>> Begin Records for the task
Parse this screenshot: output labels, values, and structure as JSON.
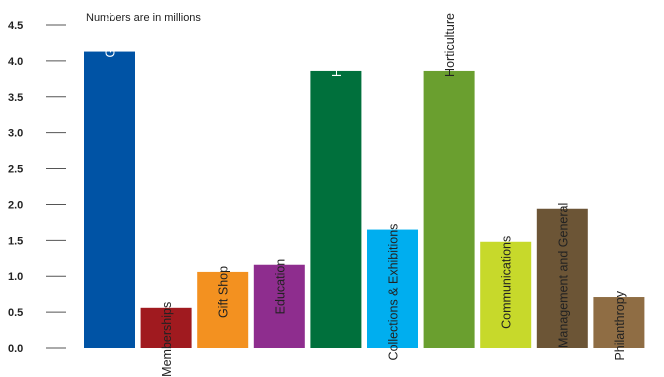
{
  "chart_data": {
    "type": "bar",
    "annotation": "Numbers are in millions",
    "ylim": [
      0,
      4.5
    ],
    "yticks": [
      "0.0",
      "0.5",
      "1.0",
      "1.5",
      "2.0",
      "2.5",
      "3.0",
      "3.5",
      "4.0",
      "4.5"
    ],
    "grid": false,
    "categories": [
      "Guest Services",
      "Memberships",
      "Gift Shop",
      "Education",
      "Hospitality",
      "Collections & Exhibitions",
      "Horticulture",
      "Communications",
      "Management  and General",
      "Philanthropy"
    ],
    "values": [
      4.13,
      0.56,
      1.06,
      1.16,
      3.86,
      1.65,
      3.86,
      1.48,
      1.94,
      0.71
    ],
    "colors": [
      "#0053a5",
      "#a01a1f",
      "#f39120",
      "#8e2d8e",
      "#00703c",
      "#00aeef",
      "#6a9f2f",
      "#c7d92b",
      "#6c5536",
      "#8f6d44"
    ],
    "label_colors": [
      "#ffffff",
      "#222222",
      "#222222",
      "#222222",
      "#ffffff",
      "#222222",
      "#222222",
      "#222222",
      "#222222",
      "#222222"
    ],
    "label_inside": [
      true,
      false,
      false,
      false,
      true,
      false,
      true,
      false,
      false,
      false
    ]
  }
}
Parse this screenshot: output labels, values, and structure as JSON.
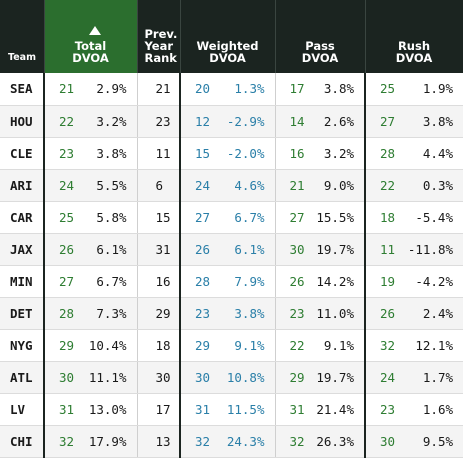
{
  "headers": {
    "team": "Team",
    "total_l1": "Total",
    "total_l2": "DVOA",
    "prev_l1": "Prev.",
    "prev_l2": "Year",
    "prev_l3": "Rank",
    "wtd_l1": "Weighted",
    "wtd_l2": "DVOA",
    "pass_l1": "Pass",
    "pass_l2": "DVOA",
    "rush_l1": "Rush",
    "rush_l2": "DVOA",
    "sort_icon": "sort-ascending-arrow"
  },
  "colors": {
    "header_bg": "#1b2420",
    "sorted_header_bg": "#2b6e2e",
    "rank_green": "#2e7d32",
    "weighted_blue": "#2a7fa8"
  },
  "rows": [
    {
      "team": "SEA",
      "total_rank": "21",
      "total": "2.9%",
      "prev": "21",
      "wtd_rank": "20",
      "wtd": "1.3%",
      "pass_rank": "17",
      "pass": "3.8%",
      "rush_rank": "25",
      "rush": "1.9%"
    },
    {
      "team": "HOU",
      "total_rank": "22",
      "total": "3.2%",
      "prev": "23",
      "wtd_rank": "12",
      "wtd": "-2.9%",
      "pass_rank": "14",
      "pass": "2.6%",
      "rush_rank": "27",
      "rush": "3.8%"
    },
    {
      "team": "CLE",
      "total_rank": "23",
      "total": "3.8%",
      "prev": "11",
      "wtd_rank": "15",
      "wtd": "-2.0%",
      "pass_rank": "16",
      "pass": "3.2%",
      "rush_rank": "28",
      "rush": "4.4%"
    },
    {
      "team": "ARI",
      "total_rank": "24",
      "total": "5.5%",
      "prev": "6",
      "wtd_rank": "24",
      "wtd": "4.6%",
      "pass_rank": "21",
      "pass": "9.0%",
      "rush_rank": "22",
      "rush": "0.3%"
    },
    {
      "team": "CAR",
      "total_rank": "25",
      "total": "5.8%",
      "prev": "15",
      "wtd_rank": "27",
      "wtd": "6.7%",
      "pass_rank": "27",
      "pass": "15.5%",
      "rush_rank": "18",
      "rush": "-5.4%"
    },
    {
      "team": "JAX",
      "total_rank": "26",
      "total": "6.1%",
      "prev": "31",
      "wtd_rank": "26",
      "wtd": "6.1%",
      "pass_rank": "30",
      "pass": "19.7%",
      "rush_rank": "11",
      "rush": "-11.8%"
    },
    {
      "team": "MIN",
      "total_rank": "27",
      "total": "6.7%",
      "prev": "16",
      "wtd_rank": "28",
      "wtd": "7.9%",
      "pass_rank": "26",
      "pass": "14.2%",
      "rush_rank": "19",
      "rush": "-4.2%"
    },
    {
      "team": "DET",
      "total_rank": "28",
      "total": "7.3%",
      "prev": "29",
      "wtd_rank": "23",
      "wtd": "3.8%",
      "pass_rank": "23",
      "pass": "11.0%",
      "rush_rank": "26",
      "rush": "2.4%"
    },
    {
      "team": "NYG",
      "total_rank": "29",
      "total": "10.4%",
      "prev": "18",
      "wtd_rank": "29",
      "wtd": "9.1%",
      "pass_rank": "22",
      "pass": "9.1%",
      "rush_rank": "32",
      "rush": "12.1%"
    },
    {
      "team": "ATL",
      "total_rank": "30",
      "total": "11.1%",
      "prev": "30",
      "wtd_rank": "30",
      "wtd": "10.8%",
      "pass_rank": "29",
      "pass": "19.7%",
      "rush_rank": "24",
      "rush": "1.7%"
    },
    {
      "team": "LV",
      "total_rank": "31",
      "total": "13.0%",
      "prev": "17",
      "wtd_rank": "31",
      "wtd": "11.5%",
      "pass_rank": "31",
      "pass": "21.4%",
      "rush_rank": "23",
      "rush": "1.6%"
    },
    {
      "team": "CHI",
      "total_rank": "32",
      "total": "17.9%",
      "prev": "13",
      "wtd_rank": "32",
      "wtd": "24.3%",
      "pass_rank": "32",
      "pass": "26.3%",
      "rush_rank": "30",
      "rush": "9.5%"
    }
  ]
}
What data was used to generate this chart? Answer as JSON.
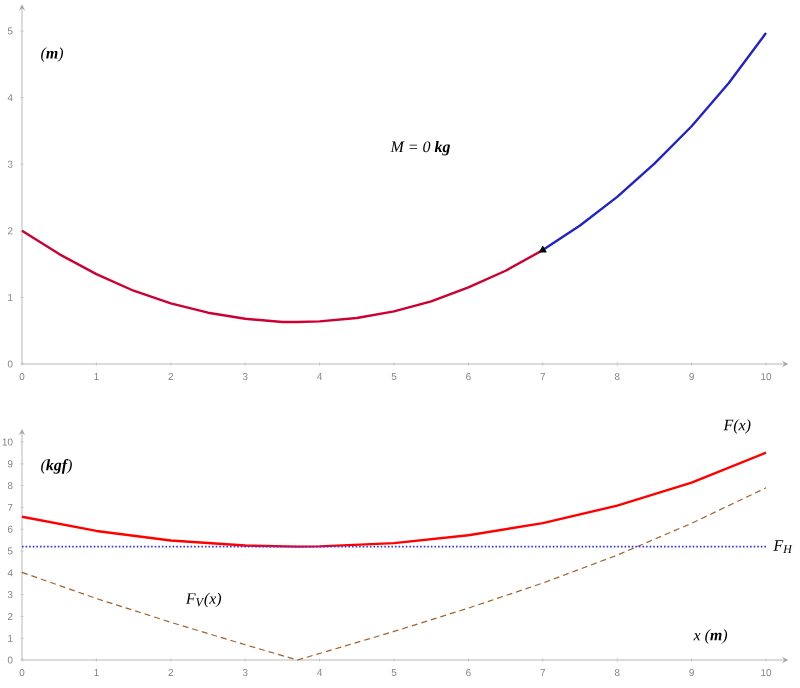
{
  "chart_data": [
    {
      "type": "line",
      "ylabel": "(**m**)",
      "annotations": [
        "M = 0 **kg**"
      ],
      "xlim": [
        0,
        10.3
      ],
      "ylim": [
        0,
        5.4
      ],
      "xticks": [
        0,
        1,
        2,
        3,
        4,
        5,
        6,
        7,
        8,
        9,
        10
      ],
      "yticks": [
        0,
        1,
        2,
        3,
        4,
        5
      ],
      "series": [
        {
          "color": "#cc0033",
          "x": [
            0,
            0.5,
            1,
            1.5,
            2,
            2.5,
            3,
            3.5,
            3.7,
            4,
            4.5,
            5,
            5.5,
            6,
            6.5,
            7
          ],
          "values": [
            2.0,
            1.65,
            1.35,
            1.1,
            0.91,
            0.77,
            0.68,
            0.63,
            0.63,
            0.64,
            0.69,
            0.79,
            0.94,
            1.15,
            1.4,
            1.71
          ]
        },
        {
          "color": "#2222cc",
          "x": [
            7,
            7.5,
            8,
            8.5,
            9,
            9.5,
            10
          ],
          "values": [
            1.71,
            2.08,
            2.51,
            3.01,
            3.57,
            4.22,
            4.97
          ]
        },
        {
          "type": "scatter",
          "color": "#000000",
          "marker": "triangle",
          "x": [
            7
          ],
          "values": [
            1.71
          ]
        }
      ]
    },
    {
      "type": "line",
      "ylabel": "(**kgf**)",
      "xlabel": "x (**m**)",
      "xlim": [
        0,
        10.3
      ],
      "ylim": [
        0,
        10.6
      ],
      "xticks": [
        0,
        1,
        2,
        3,
        4,
        5,
        6,
        7,
        8,
        9,
        10
      ],
      "yticks": [
        0,
        1,
        2,
        3,
        4,
        5,
        6,
        7,
        8,
        9,
        10
      ],
      "series": [
        {
          "name": "F(x)",
          "color": "#ff0000",
          "x": [
            0,
            1,
            2,
            3,
            3.7,
            4,
            5,
            6,
            7,
            8,
            9,
            10
          ],
          "values": [
            6.57,
            5.92,
            5.48,
            5.25,
            5.2,
            5.21,
            5.36,
            5.72,
            6.28,
            7.08,
            8.14,
            9.51
          ]
        },
        {
          "name": "F$_{V}$(x)",
          "color": "#a0622d",
          "line_style": "dashed",
          "x": [
            0,
            1,
            2,
            3,
            3.7,
            4,
            5,
            6,
            7,
            8,
            9,
            10
          ],
          "values": [
            4.02,
            2.82,
            1.73,
            0.7,
            0,
            0.3,
            1.31,
            2.38,
            3.53,
            4.81,
            6.27,
            7.9
          ]
        }
      ],
      "ref_lines": [
        {
          "axis": "y",
          "value": 5.2,
          "label": "F$_{H}$",
          "color": "#3333ff",
          "line_style": "dotted"
        }
      ]
    }
  ]
}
>> End Records for the task
### What you will do
Tally the lines in these entries that have the string "DVOA" in them, then answer with the count and nothing else.

### Written answer
4